━━━ MATERIAL SHOWN ━━━

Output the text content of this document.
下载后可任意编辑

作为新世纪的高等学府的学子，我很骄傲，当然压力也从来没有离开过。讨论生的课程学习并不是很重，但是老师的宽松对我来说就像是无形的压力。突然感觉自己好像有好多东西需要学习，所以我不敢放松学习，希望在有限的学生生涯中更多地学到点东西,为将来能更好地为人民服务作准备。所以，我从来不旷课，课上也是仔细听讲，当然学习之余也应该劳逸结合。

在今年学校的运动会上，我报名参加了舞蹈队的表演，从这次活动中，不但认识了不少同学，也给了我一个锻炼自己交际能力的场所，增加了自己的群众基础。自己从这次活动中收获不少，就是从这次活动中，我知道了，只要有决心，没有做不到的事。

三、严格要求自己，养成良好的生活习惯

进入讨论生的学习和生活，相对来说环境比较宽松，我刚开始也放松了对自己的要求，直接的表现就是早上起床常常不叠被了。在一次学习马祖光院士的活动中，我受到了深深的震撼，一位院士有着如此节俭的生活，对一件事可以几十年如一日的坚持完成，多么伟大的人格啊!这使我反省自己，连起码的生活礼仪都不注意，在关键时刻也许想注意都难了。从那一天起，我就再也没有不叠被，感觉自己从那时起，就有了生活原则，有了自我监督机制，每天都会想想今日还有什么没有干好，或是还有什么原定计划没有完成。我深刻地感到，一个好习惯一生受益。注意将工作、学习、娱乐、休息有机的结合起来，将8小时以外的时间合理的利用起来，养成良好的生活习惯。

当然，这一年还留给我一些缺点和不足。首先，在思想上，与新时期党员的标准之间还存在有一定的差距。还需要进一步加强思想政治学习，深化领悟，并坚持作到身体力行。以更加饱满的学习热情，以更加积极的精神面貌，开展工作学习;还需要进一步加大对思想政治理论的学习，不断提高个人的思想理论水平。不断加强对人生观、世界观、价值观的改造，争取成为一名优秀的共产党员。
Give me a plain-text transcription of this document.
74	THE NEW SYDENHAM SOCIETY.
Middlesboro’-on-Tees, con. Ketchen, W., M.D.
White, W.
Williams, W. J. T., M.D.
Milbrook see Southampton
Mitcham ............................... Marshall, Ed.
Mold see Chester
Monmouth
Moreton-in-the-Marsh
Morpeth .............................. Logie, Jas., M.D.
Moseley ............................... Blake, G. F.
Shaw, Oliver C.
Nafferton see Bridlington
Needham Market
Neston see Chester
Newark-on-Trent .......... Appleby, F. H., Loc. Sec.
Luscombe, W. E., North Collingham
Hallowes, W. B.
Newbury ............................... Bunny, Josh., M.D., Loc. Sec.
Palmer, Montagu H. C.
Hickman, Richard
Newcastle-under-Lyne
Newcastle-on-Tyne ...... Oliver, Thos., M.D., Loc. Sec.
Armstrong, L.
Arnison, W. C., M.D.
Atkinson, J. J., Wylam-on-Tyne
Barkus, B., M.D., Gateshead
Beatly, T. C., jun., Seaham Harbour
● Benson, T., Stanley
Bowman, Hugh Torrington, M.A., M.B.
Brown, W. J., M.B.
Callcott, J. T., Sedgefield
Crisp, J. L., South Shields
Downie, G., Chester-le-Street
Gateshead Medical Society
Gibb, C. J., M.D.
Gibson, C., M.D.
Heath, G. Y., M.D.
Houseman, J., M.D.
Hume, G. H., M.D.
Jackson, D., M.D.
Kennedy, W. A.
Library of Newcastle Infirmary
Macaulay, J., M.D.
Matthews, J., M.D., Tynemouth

━━━

YOUR TASK:
Reproduce the listing in full. Keep it exactly as written.

WRITTEN RESPONSE:
Output the text content of this document.
下载后可任意编辑

作为新世纪的高等学府的学子，我很骄傲，当然压力也从来没有离开过。讨论生的课程学习并不是很重，但是老师的宽松对我来说就像是无形的压力。突然感觉自己好像有好多东西需要学习，所以我不敢放松学习，希望在有限的学生生涯中更多地学到点东西,为将来能更好地为人民服务作准备。所以，我从来不旷课，课上也是仔细听讲，当然学习之余也应该劳逸结合。

在今年学校的运动会上，我报名参加了舞蹈队的表演，从这次活动中，不但认识了不少同学，也给了我一个锻炼自己交际能力的场所，增加了自己的群众基础。自己从这次活动中收获不少，就是从这次活动中，我知道了，只要有决心，没有做不到的事。

三、严格要求自己，养成良好的生活习惯

进入讨论生的学习和生活，相对来说环境比较宽松，我刚开始也放松了对自己的要求，直接的表现就是早上起床常常不叠被了。在一次学习马祖光院士的活动中，我受到了深深的震撼，一位院士有着如此节俭的生活，对一件事可以几十年如一日的坚持完成，多么伟大的人格啊!这使我反省自己，连起码的生活礼仪都不注意，在关键时刻也许想注意都难了。从那一天起，我就再也没有不叠被，感觉自己从那时起，就有了生活原则，有了自我监督机制，每天都会想想今日还有什么没有干好，或是还有什么原定计划没有完成。我深刻地感到，一个好习惯一生受益。注意将工作、学习、娱乐、休息有机的结合起来，将8小时以外的时间合理的利用起来，养成良好的生活习惯。

当然，这一年还留给我一些缺点和不足。首先，在思想上，与新时期党员的标准之间还存在有一定的差距。还需要进一步加强思想政治学习，深化领悟，并坚持作到身体力行。以更加饱满的学习热情，以更加积极的精神面貌，开展工作学习;还需要进一步加大对思想政治理论的学习，不断提高个人的思想理论水平。不断加强对人生观、世界观、价值观的改造，争取成为一名优秀的共产党员。
Give me a plain-text transcription of this document.
74	THE NEW SYDENHAM SOCIETY.
Middlesboro’-on-Tees, con. Ketchen, W., M.D.
White, W.
Williams, W. J. T., M.D.
Milbrook see Southampton
Mitcham ............................... Marshall, Ed.
Mold see Chester
Monmouth
Moreton-in-the-Marsh
Morpeth .............................. Logie, Jas., M.D.
Moseley ............................... Blake, G. F.
Shaw, Oliver C.
Nafferton see Bridlington
Needham Market
Neston see Chester
Newark-on-Trent .......... Appleby, F. H., Loc. Sec.
Luscombe, W. E., North Collingham
Hallowes, W. B.
Newbury ............................... Bunny, Josh., M.D., Loc. Sec.
Palmer, Montagu H. C.
Hickman, Richard
Newcastle-under-Lyne
Newcastle-on-Tyne ...... Oliver, Thos., M.D., Loc. Sec.
Armstrong, L.
Arnison, W. C., M.D.
Atkinson, J. J., Wylam-on-Tyne
Barkus, B., M.D., Gateshead
Beatly, T. C., jun., Seaham Harbour
● Benson, T., Stanley
Bowman, Hugh Torrington, M.A., M.B.
Brown, W. J., M.B.
Callcott, J. T., Sedgefield
Crisp, J. L., South Shields
Downie, G., Chester-le-Street
Gateshead Medical Society
Gibb, C. J., M.D.
Gibson, C., M.D.
Heath, G. Y., M.D.
Houseman, J., M.D.
Hume, G. H., M.D.
Jackson, D., M.D.
Kennedy, W. A.
Library of Newcastle Infirmary
Macaulay, J., M.D.
Matthews, J., M.D., Tynemouth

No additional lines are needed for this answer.